:: Written problem ::
Gather up every line from the entries below that uses the word "расчет".

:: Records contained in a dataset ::
..............................

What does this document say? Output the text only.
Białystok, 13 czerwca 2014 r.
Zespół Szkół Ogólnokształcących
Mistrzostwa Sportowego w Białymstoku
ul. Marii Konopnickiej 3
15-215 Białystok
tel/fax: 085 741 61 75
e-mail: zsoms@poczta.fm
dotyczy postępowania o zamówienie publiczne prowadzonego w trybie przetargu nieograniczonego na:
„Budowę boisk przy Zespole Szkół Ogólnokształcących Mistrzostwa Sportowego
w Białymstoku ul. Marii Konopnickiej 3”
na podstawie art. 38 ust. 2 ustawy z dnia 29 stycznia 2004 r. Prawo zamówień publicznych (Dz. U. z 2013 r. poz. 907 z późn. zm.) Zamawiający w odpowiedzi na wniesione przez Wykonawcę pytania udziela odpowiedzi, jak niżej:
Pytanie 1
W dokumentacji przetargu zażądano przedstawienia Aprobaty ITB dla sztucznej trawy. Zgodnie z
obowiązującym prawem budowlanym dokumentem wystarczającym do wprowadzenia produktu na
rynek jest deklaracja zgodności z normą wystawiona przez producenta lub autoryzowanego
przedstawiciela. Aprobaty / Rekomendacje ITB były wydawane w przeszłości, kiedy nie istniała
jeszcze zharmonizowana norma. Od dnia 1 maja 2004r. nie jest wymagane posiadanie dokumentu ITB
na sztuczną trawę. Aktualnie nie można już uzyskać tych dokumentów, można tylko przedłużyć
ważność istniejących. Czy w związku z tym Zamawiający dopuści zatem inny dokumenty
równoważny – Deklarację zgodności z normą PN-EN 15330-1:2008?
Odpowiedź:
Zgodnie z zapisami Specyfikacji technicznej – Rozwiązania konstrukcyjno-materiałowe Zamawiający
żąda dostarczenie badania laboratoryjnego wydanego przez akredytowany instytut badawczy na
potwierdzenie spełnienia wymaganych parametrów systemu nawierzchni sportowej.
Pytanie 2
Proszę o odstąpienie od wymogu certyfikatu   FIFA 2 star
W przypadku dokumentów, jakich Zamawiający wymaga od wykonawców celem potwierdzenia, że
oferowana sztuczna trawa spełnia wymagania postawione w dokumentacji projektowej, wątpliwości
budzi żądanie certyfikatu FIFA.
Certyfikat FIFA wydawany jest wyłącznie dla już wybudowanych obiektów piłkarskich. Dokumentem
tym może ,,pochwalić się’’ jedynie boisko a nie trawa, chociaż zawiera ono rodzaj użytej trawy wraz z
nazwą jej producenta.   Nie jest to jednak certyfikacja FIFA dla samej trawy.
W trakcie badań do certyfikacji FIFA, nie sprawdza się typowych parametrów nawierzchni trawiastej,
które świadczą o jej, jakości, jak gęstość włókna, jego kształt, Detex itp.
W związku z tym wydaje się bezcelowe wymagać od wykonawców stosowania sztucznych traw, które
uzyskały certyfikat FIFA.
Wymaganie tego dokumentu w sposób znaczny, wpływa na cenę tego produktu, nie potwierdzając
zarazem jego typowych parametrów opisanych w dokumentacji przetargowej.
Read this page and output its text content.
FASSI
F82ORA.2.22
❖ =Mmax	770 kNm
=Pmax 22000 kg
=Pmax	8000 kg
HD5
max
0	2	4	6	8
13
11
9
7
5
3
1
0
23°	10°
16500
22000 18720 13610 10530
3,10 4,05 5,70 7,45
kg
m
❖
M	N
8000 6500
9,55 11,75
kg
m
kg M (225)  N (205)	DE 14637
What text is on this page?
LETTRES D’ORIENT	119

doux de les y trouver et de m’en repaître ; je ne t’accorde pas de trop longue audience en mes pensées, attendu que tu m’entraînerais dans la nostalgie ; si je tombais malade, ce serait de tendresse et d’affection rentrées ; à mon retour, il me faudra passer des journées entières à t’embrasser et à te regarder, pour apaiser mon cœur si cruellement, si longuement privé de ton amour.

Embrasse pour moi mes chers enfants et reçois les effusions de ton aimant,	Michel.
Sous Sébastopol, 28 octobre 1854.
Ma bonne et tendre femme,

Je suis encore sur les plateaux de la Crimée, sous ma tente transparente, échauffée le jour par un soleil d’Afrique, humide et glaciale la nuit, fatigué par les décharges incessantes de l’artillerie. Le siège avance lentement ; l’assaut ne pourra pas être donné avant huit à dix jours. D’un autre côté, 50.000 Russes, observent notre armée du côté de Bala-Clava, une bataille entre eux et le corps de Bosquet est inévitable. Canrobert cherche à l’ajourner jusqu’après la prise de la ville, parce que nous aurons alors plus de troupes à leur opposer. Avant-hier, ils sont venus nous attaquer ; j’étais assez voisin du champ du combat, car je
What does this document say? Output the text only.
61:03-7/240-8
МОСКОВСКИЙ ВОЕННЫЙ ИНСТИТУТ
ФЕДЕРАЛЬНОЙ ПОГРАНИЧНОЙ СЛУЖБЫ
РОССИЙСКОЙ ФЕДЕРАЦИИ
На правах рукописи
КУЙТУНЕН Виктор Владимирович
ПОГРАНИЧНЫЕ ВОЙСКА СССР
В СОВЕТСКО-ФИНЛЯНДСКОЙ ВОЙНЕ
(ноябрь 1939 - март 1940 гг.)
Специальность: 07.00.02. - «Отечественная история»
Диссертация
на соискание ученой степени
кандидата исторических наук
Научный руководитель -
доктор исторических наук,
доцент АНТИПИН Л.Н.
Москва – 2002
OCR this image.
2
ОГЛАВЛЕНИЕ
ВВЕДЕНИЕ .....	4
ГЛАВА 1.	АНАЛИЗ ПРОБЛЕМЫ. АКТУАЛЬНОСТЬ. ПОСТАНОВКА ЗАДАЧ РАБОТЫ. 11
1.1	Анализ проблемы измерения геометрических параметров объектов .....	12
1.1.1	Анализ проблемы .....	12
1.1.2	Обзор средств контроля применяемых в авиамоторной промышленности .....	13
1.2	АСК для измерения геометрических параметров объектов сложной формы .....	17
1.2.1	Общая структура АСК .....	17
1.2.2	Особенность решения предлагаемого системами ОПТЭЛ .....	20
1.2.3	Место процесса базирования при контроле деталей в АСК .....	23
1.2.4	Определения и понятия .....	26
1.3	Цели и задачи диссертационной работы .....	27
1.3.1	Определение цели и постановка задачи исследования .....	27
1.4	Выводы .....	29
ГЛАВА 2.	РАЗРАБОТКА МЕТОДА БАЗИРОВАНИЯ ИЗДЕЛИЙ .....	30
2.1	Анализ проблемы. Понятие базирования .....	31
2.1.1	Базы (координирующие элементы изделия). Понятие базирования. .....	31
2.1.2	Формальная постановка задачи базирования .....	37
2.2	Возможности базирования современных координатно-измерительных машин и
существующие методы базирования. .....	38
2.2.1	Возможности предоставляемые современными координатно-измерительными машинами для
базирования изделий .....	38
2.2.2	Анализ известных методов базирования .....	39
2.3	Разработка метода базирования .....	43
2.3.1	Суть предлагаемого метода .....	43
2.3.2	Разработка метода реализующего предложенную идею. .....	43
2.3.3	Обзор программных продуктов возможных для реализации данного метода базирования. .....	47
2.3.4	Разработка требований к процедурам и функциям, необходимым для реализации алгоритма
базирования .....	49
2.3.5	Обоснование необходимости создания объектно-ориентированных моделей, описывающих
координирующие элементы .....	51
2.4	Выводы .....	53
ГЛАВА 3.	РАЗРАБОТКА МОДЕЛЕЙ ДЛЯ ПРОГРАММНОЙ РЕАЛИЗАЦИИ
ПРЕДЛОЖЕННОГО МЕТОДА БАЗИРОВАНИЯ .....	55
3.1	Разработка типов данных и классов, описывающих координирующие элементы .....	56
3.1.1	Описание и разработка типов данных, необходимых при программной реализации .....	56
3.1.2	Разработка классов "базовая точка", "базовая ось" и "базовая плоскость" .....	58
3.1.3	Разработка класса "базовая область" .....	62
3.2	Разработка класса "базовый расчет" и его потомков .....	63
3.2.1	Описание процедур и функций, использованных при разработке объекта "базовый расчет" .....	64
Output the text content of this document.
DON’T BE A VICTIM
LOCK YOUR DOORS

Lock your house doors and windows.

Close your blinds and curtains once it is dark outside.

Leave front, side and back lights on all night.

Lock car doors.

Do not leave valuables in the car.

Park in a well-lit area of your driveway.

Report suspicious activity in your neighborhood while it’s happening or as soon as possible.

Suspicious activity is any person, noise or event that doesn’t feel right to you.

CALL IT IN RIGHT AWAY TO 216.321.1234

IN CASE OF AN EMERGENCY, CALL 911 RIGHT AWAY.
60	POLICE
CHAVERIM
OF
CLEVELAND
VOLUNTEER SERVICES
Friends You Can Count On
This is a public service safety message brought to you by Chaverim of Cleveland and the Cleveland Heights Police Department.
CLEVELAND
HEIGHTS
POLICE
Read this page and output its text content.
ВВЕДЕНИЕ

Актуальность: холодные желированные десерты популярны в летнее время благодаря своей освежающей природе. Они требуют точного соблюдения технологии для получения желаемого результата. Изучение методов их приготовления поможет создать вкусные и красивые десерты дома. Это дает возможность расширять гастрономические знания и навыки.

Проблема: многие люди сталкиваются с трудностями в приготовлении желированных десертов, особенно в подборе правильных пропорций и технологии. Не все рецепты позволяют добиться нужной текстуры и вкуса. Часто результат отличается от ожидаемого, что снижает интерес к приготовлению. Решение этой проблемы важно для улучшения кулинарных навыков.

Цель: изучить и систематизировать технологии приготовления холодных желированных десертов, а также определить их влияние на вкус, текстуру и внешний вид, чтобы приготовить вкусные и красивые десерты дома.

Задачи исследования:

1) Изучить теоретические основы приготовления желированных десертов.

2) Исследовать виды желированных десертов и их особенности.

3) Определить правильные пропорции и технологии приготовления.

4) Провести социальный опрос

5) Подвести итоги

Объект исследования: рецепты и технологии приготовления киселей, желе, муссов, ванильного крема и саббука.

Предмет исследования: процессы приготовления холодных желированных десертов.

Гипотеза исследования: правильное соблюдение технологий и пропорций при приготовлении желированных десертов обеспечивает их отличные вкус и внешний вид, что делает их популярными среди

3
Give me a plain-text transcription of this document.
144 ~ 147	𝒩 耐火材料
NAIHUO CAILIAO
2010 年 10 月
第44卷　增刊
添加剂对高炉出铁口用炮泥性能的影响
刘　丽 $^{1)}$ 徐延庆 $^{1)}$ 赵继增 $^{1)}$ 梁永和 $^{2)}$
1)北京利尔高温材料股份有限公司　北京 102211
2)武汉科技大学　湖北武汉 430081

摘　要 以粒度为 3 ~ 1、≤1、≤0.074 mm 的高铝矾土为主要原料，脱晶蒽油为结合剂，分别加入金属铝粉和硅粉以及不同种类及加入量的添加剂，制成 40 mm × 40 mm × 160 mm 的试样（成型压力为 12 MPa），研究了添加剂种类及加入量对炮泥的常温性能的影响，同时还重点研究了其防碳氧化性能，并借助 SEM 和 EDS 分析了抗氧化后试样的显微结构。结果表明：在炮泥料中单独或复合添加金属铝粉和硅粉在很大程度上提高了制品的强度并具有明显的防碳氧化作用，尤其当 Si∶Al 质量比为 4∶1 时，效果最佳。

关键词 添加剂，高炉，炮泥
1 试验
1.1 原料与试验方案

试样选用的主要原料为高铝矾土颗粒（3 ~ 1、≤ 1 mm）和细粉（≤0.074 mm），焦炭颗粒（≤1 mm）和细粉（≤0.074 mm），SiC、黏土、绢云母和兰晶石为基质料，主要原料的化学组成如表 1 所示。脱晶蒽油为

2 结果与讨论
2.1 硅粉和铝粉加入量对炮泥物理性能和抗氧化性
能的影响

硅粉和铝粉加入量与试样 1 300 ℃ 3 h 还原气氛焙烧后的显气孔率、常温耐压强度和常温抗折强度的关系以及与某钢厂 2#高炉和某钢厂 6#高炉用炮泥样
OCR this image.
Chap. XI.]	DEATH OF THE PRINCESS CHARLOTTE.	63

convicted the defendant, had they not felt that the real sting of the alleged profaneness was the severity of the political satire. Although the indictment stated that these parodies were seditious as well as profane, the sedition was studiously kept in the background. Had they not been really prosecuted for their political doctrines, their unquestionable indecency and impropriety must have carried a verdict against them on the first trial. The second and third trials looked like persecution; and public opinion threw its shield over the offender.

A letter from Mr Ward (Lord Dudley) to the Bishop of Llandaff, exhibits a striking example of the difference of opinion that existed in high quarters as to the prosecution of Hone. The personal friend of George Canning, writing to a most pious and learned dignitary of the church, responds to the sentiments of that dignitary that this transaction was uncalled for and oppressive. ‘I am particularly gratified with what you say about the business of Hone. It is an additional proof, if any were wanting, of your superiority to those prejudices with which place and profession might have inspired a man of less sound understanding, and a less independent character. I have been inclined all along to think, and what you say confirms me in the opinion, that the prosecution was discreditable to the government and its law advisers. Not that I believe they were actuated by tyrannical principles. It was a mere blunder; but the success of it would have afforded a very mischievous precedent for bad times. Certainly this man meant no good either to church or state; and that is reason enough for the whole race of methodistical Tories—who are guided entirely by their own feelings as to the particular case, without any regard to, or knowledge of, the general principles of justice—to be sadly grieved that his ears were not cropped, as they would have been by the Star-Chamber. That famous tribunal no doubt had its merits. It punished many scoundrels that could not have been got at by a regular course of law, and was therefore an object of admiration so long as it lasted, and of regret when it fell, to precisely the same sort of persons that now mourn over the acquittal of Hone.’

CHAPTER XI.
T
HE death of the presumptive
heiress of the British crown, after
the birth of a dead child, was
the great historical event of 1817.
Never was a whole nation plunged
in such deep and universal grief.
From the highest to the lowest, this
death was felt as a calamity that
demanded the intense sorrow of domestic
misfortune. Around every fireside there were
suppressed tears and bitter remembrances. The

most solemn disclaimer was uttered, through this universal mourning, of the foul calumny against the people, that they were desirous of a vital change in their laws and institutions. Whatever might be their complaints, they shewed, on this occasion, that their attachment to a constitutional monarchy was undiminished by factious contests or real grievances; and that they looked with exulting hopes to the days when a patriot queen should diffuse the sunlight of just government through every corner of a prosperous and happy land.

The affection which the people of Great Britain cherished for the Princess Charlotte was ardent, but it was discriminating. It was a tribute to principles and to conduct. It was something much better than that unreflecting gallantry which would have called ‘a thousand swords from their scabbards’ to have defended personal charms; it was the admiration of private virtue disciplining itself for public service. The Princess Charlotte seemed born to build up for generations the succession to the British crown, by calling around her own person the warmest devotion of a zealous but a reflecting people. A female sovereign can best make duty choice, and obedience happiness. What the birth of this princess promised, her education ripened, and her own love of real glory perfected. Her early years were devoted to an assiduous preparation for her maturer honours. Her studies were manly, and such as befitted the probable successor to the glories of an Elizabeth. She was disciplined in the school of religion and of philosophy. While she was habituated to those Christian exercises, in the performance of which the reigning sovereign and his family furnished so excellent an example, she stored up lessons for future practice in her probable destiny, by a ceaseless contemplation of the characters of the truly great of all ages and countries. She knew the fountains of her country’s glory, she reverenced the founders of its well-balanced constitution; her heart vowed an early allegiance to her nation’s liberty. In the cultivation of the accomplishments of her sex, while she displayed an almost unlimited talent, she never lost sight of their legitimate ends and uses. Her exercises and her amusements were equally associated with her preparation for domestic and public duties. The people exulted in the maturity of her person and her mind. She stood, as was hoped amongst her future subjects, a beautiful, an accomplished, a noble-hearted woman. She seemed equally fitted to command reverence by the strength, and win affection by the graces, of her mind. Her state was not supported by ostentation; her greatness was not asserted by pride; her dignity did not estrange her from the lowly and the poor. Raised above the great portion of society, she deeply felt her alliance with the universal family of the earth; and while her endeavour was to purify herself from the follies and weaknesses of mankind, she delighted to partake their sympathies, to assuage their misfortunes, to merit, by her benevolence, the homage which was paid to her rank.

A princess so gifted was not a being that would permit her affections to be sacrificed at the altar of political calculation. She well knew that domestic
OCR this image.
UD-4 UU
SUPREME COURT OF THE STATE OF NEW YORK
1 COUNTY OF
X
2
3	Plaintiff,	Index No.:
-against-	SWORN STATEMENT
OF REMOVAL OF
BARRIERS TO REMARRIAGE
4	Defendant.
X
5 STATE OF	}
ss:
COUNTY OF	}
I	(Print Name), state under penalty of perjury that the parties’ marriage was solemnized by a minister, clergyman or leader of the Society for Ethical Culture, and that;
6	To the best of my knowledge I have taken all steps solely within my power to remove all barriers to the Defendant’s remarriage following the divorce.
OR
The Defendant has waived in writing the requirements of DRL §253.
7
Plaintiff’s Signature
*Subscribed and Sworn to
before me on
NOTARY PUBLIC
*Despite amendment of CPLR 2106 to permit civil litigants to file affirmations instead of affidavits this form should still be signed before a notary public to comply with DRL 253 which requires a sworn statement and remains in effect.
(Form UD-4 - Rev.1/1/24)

..............................

:: Response to this task ::
3.2	Разработка класса "базовый расчет" и его потомков .....	63
3.2.1	Описание процедур и функций, использованных при разработке объекта "базовый расчет" .....	64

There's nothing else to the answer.